## Goal
Please retype the items from the start of the records through the line containing "opacity-label: 不透明度: <box>468 16 516 29</box>", matching each line character for character.

○ ○ ○ ○ ○ ○ ○

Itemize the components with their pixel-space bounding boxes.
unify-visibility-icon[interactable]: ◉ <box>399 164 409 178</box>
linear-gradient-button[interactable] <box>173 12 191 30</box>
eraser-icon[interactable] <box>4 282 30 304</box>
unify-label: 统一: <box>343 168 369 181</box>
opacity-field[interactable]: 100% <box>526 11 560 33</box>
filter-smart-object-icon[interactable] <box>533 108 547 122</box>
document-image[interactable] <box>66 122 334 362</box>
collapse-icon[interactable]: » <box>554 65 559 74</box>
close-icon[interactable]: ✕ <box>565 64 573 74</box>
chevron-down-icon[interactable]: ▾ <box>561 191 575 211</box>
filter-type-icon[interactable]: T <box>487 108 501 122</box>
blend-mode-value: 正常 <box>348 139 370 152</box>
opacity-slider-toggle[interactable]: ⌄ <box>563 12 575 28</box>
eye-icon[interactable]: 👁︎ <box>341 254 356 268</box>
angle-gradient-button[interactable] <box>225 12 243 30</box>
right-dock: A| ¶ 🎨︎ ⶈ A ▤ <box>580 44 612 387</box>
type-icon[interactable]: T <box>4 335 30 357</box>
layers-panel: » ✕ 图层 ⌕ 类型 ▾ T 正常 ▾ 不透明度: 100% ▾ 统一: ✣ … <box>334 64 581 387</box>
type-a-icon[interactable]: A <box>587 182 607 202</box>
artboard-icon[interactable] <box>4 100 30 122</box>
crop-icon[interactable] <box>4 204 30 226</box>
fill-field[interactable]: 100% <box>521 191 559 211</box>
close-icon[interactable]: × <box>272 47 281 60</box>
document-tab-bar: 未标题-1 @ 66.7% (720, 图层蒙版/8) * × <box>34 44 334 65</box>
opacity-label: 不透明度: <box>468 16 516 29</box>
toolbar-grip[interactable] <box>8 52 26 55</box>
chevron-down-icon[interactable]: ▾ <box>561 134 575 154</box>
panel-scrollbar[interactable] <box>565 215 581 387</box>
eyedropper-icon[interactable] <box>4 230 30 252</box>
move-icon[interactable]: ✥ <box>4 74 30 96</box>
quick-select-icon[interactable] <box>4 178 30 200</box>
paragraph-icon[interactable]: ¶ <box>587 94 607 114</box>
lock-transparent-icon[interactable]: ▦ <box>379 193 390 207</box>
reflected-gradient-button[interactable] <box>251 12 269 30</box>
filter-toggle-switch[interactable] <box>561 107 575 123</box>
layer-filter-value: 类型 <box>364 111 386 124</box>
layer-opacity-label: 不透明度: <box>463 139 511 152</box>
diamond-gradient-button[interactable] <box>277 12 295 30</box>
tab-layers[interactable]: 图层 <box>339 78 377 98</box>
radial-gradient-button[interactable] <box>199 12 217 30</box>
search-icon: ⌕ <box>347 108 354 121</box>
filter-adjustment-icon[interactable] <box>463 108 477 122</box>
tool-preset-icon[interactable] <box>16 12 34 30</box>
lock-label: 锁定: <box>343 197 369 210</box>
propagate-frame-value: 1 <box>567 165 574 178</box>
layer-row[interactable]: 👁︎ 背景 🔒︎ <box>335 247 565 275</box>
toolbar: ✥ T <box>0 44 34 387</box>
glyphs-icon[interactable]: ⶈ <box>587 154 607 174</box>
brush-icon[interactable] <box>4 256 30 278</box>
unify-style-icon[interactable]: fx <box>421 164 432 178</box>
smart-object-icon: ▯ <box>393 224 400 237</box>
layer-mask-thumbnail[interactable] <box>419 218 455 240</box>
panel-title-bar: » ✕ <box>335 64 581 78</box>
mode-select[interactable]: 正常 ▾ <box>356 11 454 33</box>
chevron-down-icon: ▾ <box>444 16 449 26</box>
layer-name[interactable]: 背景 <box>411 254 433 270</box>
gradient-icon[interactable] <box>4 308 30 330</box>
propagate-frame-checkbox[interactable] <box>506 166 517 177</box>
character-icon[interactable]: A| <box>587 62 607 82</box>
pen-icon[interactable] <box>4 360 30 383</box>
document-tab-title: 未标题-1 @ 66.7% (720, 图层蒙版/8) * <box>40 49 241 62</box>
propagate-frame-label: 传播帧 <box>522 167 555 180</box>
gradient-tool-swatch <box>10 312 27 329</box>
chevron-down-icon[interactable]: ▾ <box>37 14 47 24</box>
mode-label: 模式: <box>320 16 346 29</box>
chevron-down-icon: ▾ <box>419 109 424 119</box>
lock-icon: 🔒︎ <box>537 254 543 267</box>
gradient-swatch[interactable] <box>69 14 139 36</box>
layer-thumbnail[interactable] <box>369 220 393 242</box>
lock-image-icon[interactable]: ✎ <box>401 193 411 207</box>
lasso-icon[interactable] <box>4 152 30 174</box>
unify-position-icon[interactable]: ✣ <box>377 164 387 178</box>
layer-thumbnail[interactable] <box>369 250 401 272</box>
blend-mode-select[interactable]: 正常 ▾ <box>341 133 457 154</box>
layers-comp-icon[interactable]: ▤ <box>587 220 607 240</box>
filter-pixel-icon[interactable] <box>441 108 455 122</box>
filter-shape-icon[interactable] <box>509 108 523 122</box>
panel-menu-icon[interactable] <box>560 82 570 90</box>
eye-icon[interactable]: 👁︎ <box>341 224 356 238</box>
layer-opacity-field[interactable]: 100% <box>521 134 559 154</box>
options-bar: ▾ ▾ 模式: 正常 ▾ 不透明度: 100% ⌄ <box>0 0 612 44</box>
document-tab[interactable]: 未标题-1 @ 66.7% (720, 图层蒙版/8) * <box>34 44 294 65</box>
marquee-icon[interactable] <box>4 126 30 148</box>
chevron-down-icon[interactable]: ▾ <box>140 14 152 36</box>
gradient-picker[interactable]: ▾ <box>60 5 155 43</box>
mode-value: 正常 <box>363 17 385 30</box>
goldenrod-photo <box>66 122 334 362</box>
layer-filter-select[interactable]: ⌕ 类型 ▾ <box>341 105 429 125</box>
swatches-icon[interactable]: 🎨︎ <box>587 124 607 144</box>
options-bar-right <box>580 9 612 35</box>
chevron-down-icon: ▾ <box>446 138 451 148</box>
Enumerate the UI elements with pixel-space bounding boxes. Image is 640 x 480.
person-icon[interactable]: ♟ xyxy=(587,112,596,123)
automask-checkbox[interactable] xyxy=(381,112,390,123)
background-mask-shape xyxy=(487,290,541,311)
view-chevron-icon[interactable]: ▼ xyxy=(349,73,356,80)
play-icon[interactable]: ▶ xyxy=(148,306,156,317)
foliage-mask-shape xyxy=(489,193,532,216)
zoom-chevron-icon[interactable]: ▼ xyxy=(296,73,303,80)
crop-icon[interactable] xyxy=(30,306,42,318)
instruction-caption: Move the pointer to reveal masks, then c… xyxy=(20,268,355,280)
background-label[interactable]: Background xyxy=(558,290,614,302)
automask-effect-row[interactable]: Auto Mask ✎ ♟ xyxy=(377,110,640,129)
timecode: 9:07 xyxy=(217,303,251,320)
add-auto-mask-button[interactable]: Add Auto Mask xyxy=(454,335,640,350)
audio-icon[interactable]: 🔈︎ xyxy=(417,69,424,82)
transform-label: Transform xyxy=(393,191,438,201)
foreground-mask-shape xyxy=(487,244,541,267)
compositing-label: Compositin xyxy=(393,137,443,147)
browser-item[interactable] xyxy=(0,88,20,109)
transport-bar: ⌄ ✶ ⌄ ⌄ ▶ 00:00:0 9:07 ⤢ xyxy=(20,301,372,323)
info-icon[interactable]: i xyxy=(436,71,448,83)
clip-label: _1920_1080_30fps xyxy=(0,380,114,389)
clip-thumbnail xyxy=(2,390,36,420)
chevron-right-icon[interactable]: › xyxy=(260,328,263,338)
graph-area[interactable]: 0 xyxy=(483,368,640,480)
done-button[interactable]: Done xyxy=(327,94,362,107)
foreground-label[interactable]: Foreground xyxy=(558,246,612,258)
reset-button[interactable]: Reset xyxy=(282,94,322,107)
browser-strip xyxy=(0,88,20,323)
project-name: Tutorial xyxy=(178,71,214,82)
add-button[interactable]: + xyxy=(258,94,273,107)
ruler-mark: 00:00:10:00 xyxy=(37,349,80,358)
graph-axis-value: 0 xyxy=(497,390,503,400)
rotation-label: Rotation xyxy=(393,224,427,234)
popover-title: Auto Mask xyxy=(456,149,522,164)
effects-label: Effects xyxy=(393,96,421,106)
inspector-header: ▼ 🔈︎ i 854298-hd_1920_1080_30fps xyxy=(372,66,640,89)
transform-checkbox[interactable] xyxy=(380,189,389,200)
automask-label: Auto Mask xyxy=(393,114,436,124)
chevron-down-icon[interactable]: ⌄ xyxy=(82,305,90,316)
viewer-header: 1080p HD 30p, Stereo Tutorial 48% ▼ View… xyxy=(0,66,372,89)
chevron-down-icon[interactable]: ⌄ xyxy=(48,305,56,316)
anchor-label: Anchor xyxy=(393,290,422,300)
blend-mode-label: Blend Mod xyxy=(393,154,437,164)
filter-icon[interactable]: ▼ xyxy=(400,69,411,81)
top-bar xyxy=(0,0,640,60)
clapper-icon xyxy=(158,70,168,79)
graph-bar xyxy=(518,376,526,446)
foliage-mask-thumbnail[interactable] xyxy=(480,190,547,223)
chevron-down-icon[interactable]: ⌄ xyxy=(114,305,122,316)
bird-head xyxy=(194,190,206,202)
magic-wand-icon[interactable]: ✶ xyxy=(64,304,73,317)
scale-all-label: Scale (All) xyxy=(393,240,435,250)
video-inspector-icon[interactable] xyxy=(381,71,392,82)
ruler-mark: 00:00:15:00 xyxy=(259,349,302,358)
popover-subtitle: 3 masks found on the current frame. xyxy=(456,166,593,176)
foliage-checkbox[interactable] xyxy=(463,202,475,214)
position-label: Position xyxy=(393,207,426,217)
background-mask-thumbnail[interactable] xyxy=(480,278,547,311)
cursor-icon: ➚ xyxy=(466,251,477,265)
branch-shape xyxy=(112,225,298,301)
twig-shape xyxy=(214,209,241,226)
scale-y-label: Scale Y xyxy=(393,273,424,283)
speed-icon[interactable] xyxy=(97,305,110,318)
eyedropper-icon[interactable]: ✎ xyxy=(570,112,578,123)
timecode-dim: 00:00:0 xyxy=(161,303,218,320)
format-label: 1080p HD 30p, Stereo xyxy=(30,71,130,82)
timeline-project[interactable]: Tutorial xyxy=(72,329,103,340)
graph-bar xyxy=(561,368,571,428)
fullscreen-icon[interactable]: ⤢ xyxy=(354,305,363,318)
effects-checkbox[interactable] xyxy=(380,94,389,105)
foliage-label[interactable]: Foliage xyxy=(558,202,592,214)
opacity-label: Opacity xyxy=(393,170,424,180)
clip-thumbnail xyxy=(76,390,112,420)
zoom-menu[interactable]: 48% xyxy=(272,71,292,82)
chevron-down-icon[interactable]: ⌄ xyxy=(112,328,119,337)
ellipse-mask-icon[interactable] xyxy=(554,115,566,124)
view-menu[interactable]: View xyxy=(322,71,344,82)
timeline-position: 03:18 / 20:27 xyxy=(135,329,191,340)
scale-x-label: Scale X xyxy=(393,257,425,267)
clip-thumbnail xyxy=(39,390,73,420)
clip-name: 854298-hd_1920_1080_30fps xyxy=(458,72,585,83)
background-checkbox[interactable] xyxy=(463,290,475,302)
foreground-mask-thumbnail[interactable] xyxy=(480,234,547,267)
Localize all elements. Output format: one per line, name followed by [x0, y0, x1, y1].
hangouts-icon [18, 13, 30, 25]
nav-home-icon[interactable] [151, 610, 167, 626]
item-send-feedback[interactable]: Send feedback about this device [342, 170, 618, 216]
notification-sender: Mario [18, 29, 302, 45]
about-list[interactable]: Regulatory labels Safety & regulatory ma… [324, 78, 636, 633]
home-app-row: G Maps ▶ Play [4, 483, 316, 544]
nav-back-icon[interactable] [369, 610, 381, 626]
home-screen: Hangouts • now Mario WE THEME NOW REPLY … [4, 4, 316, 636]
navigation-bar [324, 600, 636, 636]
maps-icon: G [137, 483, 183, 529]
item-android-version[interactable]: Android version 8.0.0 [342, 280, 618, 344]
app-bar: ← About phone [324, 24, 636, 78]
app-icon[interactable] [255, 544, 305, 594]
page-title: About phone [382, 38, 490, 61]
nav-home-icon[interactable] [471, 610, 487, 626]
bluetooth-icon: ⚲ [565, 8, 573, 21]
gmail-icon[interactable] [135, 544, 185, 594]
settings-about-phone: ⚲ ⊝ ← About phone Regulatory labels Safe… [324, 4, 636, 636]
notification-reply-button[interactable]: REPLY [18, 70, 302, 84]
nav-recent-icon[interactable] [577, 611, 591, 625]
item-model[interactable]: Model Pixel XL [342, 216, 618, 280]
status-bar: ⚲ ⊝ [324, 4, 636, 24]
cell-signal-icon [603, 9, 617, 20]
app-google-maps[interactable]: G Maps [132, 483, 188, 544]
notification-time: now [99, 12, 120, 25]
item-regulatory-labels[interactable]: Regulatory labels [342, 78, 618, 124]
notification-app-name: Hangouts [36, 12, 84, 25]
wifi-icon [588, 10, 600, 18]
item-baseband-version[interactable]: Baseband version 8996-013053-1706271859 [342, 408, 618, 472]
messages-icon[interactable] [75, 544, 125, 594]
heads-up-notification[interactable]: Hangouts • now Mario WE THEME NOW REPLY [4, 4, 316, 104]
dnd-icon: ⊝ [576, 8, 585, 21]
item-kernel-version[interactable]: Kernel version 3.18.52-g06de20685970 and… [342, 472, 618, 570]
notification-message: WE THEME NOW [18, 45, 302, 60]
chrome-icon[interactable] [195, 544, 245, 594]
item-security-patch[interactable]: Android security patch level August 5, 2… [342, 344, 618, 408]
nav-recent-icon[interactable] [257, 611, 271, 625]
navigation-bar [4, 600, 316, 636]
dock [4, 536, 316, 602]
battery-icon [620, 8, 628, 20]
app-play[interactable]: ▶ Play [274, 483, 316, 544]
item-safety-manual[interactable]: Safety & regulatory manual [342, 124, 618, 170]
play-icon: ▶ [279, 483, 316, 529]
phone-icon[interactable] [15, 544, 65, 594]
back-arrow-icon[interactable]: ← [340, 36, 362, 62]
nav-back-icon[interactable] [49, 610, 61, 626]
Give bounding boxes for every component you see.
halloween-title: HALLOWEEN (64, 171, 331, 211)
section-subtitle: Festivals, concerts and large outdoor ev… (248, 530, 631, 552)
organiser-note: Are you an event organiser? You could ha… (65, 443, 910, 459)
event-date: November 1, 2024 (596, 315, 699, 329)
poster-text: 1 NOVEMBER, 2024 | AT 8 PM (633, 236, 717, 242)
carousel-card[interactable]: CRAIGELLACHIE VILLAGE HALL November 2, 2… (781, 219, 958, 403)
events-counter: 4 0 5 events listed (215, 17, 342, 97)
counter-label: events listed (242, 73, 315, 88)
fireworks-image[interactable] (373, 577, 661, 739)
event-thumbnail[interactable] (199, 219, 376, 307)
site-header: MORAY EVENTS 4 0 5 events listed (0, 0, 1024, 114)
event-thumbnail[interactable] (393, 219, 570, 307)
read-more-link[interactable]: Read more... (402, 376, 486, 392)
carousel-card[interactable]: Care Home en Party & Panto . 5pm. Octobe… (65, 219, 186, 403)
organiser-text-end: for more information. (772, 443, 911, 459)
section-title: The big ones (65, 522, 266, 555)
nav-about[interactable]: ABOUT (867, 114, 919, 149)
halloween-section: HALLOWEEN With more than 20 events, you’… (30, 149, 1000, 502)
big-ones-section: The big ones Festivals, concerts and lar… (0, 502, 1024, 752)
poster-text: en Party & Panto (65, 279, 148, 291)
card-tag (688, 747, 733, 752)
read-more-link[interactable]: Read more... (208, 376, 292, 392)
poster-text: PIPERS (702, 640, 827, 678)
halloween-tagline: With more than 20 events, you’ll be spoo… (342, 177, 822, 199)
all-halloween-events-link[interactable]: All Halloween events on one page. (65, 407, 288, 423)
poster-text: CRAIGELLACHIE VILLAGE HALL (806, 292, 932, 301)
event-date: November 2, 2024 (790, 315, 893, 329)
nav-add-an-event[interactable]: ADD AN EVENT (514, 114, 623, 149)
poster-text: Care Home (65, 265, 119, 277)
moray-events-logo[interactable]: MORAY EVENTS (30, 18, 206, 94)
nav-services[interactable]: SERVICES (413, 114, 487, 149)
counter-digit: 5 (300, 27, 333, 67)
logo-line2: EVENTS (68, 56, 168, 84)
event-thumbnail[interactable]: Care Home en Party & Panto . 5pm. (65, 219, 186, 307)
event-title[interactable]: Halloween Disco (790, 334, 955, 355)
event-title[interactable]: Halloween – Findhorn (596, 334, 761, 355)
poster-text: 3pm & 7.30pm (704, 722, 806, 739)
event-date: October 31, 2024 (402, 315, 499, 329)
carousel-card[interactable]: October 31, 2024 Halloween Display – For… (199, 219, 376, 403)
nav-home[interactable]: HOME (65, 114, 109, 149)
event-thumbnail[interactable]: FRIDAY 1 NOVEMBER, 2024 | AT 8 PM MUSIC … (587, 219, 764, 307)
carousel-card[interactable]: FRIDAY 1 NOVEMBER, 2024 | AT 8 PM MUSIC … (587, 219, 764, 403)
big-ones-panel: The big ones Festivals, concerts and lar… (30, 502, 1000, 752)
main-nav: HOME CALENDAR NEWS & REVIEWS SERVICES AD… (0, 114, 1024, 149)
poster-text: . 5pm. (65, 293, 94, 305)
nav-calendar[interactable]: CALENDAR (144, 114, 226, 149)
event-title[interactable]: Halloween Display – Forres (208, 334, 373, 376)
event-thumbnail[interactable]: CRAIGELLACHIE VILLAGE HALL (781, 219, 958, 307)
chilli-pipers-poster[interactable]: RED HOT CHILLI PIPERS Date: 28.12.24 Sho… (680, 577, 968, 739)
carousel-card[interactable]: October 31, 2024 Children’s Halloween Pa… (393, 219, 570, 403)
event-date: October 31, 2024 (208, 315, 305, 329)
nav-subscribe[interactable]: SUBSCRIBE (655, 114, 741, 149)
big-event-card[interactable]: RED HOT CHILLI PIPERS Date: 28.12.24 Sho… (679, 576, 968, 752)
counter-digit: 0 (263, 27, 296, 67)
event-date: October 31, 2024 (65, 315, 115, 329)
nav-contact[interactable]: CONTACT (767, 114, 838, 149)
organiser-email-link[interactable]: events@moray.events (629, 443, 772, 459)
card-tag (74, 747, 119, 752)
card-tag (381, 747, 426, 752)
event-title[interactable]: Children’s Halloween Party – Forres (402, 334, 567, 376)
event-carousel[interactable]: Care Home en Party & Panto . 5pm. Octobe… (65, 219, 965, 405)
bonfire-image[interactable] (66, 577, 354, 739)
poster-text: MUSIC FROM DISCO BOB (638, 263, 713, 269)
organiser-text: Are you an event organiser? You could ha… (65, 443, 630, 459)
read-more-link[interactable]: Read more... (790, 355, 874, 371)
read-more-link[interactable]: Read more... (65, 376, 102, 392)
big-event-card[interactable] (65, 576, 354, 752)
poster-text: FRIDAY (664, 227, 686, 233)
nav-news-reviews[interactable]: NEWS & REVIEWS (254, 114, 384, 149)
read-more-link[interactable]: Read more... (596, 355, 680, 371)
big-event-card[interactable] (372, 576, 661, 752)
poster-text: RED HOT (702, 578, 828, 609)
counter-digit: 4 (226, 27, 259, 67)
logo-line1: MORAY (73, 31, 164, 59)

○ ○ ○ ○ ○ ○ ○

## The response
Itemize the components with their pixel-space bounding boxes.
unify-visibility-icon[interactable]: ◉ <box>399 164 409 178</box>
linear-gradient-button[interactable] <box>173 12 191 30</box>
eraser-icon[interactable] <box>4 282 30 304</box>
unify-label: 统一: <box>343 168 369 181</box>
opacity-field[interactable]: 100% <box>526 11 560 33</box>
filter-smart-object-icon[interactable] <box>533 108 547 122</box>
document-image[interactable] <box>66 122 334 362</box>
collapse-icon[interactable]: » <box>554 65 559 74</box>
close-icon[interactable]: ✕ <box>565 64 573 74</box>
chevron-down-icon[interactable]: ▾ <box>561 191 575 211</box>
filter-type-icon[interactable]: T <box>487 108 501 122</box>
blend-mode-value: 正常 <box>348 139 370 152</box>
opacity-slider-toggle[interactable]: ⌄ <box>563 12 575 28</box>
eye-icon[interactable]: 👁︎ <box>341 254 356 268</box>
angle-gradient-button[interactable] <box>225 12 243 30</box>
right-dock: A| ¶ 🎨︎ ⶈ A ▤ <box>580 44 612 387</box>
type-icon[interactable]: T <box>4 335 30 357</box>
layers-panel: » ✕ 图层 ⌕ 类型 ▾ T 正常 ▾ 不透明度: 100% ▾ 统一: ✣ … <box>334 64 581 387</box>
type-a-icon[interactable]: A <box>587 182 607 202</box>
artboard-icon[interactable] <box>4 100 30 122</box>
crop-icon[interactable] <box>4 204 30 226</box>
fill-field[interactable]: 100% <box>521 191 559 211</box>
close-icon[interactable]: × <box>272 47 281 60</box>
document-tab-bar: 未标题-1 @ 66.7% (720, 图层蒙版/8) * × <box>34 44 334 65</box>
opacity-label: 不透明度: <box>468 16 516 29</box>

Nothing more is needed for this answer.